* _ФРАГМЕНТ ТЕКСТА_:
_ _ _ _ _ _ _

В этом я убеждаюсь уже на следующий день, когда мы с Зухрой осматриваем главные достопримечательности Тегерана – роскошные шахские дворцы Нииверан и Саадабад с чудесными садами, Музей ювелирных изделий с лучшим в мире собранием драгоценных камней, Тегеранский музей современного искусства, горный парк Джамшидийе… Заодно я слушаю продолжение лекции про половую сегрегацию, охватывающую все стороны жизни. Школы раздельные, в университетах студенты и студентки сидят в разных концах аудиторий.

Практические занятия я прохожу в городском транспорте. Салон автобуса перегорожен: мужчины впереди, женщины позади, вход через разные двери. (А в каждом поезде метро – два особых вагона "для женщин, которые не хотят ездить вместе с мужчинами".) Я хочу с мужчинами и тяну Зухру за собой в автобус:
– Да что случится-то?
Она обижается:
– Я за тебя отвечаю, – и уходит на женскую половину.

_ _ _ _ _ _ _

* _СОХРАНЁННЫЙ ПЕРЕЧЕНЬ_:
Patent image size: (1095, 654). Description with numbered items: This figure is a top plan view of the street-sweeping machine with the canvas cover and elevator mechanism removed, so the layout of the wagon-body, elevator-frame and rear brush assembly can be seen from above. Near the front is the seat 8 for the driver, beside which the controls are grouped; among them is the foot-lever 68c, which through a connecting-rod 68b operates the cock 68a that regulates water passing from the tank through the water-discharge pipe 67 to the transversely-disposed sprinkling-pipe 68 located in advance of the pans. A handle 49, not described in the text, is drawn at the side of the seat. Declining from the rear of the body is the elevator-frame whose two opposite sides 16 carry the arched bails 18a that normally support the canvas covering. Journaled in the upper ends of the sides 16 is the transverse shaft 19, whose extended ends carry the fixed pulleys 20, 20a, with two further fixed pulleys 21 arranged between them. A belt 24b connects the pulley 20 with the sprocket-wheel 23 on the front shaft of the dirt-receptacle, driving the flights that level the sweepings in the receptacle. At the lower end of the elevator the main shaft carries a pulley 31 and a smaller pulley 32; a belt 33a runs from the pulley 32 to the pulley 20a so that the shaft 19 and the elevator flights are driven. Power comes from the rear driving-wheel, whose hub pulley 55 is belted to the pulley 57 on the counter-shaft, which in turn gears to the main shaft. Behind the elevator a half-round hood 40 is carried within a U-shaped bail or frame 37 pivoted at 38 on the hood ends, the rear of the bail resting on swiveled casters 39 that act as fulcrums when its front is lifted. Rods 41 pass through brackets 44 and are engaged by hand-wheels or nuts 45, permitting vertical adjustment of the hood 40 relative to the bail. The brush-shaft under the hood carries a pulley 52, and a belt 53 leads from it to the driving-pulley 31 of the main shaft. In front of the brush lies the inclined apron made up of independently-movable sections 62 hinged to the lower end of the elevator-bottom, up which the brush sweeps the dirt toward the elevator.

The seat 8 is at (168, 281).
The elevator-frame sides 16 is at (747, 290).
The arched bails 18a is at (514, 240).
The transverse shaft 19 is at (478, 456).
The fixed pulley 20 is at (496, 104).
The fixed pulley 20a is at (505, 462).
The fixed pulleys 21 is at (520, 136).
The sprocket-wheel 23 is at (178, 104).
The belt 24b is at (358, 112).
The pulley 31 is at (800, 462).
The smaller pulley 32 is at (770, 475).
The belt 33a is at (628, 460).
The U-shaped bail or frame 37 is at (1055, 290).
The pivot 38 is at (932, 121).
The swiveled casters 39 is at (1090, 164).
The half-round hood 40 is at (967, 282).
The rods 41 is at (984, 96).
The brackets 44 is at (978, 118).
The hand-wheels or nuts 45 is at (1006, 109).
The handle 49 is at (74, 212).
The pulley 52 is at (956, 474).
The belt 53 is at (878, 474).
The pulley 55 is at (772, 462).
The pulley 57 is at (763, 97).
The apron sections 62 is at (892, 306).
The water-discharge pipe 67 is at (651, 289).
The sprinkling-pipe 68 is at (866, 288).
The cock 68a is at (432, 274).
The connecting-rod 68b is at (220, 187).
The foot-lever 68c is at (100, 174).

_ _ _ _ _ _ _

* _ЗАДАНИЕ 1_:
Почему, согласно фрагменту о Тегеране, в каждом поезде метро есть два особых вагона? Ответьте одним–тремя предложениями.
* _ЗАДАНИЕ 2_:
Продолжите фрагмент о Тегеране после его последней фразы.
Этот перечень взят из другого источника.

* _ИТОГОВЫЙ ОТВЕТ 1_:
Эти два вагона предназначены для женщин, которые не хотят ездить вместе с мужчинами.

* _ИТОГОВЫЙ ОТВЕТ 2_:
Затаив дыхание, жду, когда водитель вызовет "полицию нравов". Два пассажира мужского пола с любопытством поглядывают на смелую иностранку. Через несколько остановок шофер все же подходит и ласково просит занять место в женском салоне. Что ж, со своим уставом в чужой монастырь…

Усвоить правила поведения мне нужно быстро – через пару дней мы отправимся в поездку по стране. Без братьев – я и Зухра. Она говорит:
– Я люблю Тегеран. Но по сравнению с Исфаханом, Ширазом, Мешхедом, он некрасивый. Каждый из этих городов когда-то был столицей. Там настоящая старина.

В чайхане

В Исфахане иностранцы в диковинку. Но их явно любят. Пока мы идем по старинному мосту Си-о-се-поль ("Мост 33-х арок"), нам кричат "хэллоу" и пытаются заговорить на английском. Порой местные чересчур навязчивы, но это по доброте душевной. На главной площади имени имама Хомейни блистают желто-синими изразцами великолепные купола двух мечетей – Шейха Лотфоллы и Имама, а продавцы зазывают под тенистые своды базара. Нас с Зухрой окружают школьницы, приехавшие на экскурсию в старинный дворец Али-Капу.

Девчонки хотят со мной сфотографироваться. Одна малышка подскакивает от нетерпения и лопочет: "Ты из Японии?" У Ирана со Страной восходящего солнца тесные связи.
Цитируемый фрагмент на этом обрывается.